■ **WHAT IS REQUIRED**: The records below are to be quoted in full; please keep every word exact.

■ **EXERCISE MATERIAL**:
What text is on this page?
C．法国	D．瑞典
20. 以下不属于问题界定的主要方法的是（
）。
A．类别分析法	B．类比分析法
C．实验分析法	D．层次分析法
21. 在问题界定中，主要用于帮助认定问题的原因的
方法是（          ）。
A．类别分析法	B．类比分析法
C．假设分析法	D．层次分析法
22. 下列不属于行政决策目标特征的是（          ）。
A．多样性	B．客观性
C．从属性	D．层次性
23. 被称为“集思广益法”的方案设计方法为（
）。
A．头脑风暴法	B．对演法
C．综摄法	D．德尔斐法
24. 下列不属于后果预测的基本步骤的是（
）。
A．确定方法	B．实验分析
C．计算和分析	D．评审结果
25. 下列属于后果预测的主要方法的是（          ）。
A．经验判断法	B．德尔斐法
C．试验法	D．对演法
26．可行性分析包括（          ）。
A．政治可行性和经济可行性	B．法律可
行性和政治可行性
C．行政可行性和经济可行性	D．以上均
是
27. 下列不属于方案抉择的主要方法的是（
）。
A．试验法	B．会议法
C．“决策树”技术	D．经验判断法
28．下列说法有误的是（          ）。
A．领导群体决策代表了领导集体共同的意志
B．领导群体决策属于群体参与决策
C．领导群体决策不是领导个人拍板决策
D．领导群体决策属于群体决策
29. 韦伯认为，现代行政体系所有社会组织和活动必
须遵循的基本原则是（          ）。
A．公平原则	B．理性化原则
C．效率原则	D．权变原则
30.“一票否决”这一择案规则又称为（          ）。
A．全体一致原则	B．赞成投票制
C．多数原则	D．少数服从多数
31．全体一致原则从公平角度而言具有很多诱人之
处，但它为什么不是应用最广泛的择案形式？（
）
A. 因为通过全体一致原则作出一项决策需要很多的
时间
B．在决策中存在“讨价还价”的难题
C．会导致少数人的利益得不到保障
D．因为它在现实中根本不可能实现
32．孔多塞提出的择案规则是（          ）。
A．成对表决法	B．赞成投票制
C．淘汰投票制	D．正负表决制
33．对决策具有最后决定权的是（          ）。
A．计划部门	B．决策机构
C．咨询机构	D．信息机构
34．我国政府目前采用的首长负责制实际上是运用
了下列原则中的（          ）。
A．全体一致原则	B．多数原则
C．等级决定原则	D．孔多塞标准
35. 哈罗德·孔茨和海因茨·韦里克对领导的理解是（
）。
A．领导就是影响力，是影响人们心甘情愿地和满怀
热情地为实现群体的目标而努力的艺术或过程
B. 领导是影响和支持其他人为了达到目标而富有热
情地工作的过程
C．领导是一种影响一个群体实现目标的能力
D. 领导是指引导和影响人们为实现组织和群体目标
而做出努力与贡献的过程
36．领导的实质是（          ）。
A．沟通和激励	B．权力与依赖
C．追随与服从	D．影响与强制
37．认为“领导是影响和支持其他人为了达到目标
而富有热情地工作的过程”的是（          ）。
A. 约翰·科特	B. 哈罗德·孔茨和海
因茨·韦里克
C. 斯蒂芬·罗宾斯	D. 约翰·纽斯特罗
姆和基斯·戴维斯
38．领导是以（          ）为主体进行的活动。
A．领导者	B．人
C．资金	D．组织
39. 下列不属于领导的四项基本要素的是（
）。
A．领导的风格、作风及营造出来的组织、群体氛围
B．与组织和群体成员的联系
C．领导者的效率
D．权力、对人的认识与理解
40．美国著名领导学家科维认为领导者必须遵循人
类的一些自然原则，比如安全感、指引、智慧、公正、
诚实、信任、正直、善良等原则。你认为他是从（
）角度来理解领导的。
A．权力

■ **ANSWER TO THE TASK**:
What text is on this page?
C．法国	D．瑞典
20. 以下不属于问题界定的主要方法的是（
）。
A．类别分析法	B．类比分析法
C．实验分析法	D．层次分析法
21. 在问题界定中，主要用于帮助认定问题的原因的
方法是（          ）。
A．类别分析法	B．类比分析法
C．假设分析法	D．层次分析法
22. 下列不属于行政决策目标特征的是（          ）。
A．多样性	B．客观性
C．从属性	D．层次性
23. 被称为“集思广益法”的方案设计方法为（
）。
A．头脑风暴法	B．对演法
C．综摄法	D．德尔斐法
24. 下列不属于后果预测的基本步骤的是（
）。
A．确定方法	B．实验分析
C．计算和分析	D．评审结果
25. 下列属于后果预测的主要方法的是（          ）。
A．经验判断法	B．德尔斐法
C．试验法	D．对演法
26．可行性分析包括（          ）。
A．政治可行性和经济可行性	B．法律可
行性和政治可行性
C．行政可行性和经济可行性	D．以上均
是
27. 下列不属于方案抉择的主要方法的是（
）。
A．试验法	B．会议法
C．“决策树”技术	D．经验判断法
28．下列说法有误的是（          ）。
A．领导群体决策代表了领导集体共同的意志
B．领导群体决策属于群体参与决策
C．领导群体决策不是领导个人拍板决策
D．领导群体决策属于群体决策
29. 韦伯认为，现代行政体系所有社会组织和活动必
须遵循的基本原则是（          ）。
A．公平原则	B．理性化原则
C．效率原则	D．权变原则
30.“一票否决”这一择案规则又称为（          ）。
A．全体一致原则	B．赞成投票制
C．多数原则	D．少数服从多数
31．全体一致原则从公平角度而言具有很多诱人之
处，但它为什么不是应用最广泛的择案形式？（
）
A. 因为通过全体一致原则作出一项决策需要很多的
时间
B．在决策中存在“讨价还价”的难题
C．会导致少数人的利益得不到保障
D．因为它在现实中根本不可能实现
32．孔多塞提出的择案规则是（          ）。
A．成对表决法	B．赞成投票制
C．淘汰投票制	D．正负表决制
33．对决策具有最后决定权的是（          ）。
A．计划部门	B．决策机构
C．咨询机构	D．信息机构
34．我国政府目前采用的首长负责制实际上是运用
了下列原则中的（          ）。
A．全体一致原则	B．多数原则
C．等级决定原则	D．孔多塞标准
35. 哈罗德·孔茨和海因茨·韦里克对领导的理解是（
）。
A．领导就是影响力，是影响人们心甘情愿地和满怀
热情地为实现群体的目标而努力的艺术或过程
B. 领导是影响和支持其他人为了达到目标而富有热
情地工作的过程
C．领导是一种影响一个群体实现目标的能力
D. 领导是指引导和影响人们为实现组织和群体目标
而做出努力与贡献的过程
36．领导的实质是（          ）。
A．沟通和激励	B．权力与依赖
C．追随与服从	D．影响与强制
37．认为“领导是影响和支持其他人为了达到目标
而富有热情地工作的过程”的是（          ）。
A. 约翰·科特	B. 哈罗德·孔茨和海
因茨·韦里克
C. 斯蒂芬·罗宾斯	D. 约翰·纽斯特罗
姆和基斯·戴维斯
38．领导是以（          ）为主体进行的活动。
A．领导者	B．人
C．资金	D．组织
39. 下列不属于领导的四项基本要素的是（
）。
A．领导的风格、作风及营造出来的组织、群体氛围
B．与组织和群体成员的联系
C．领导者的效率
D．权力、对人的认识与理解
40．美国著名领导学家科维认为领导者必须遵循人
类的一些自然原则，比如安全感、指引、智慧、公正、
诚实、信任、正直、善良等原则。你认为他是从（
）角度来理解领导的。
A．权力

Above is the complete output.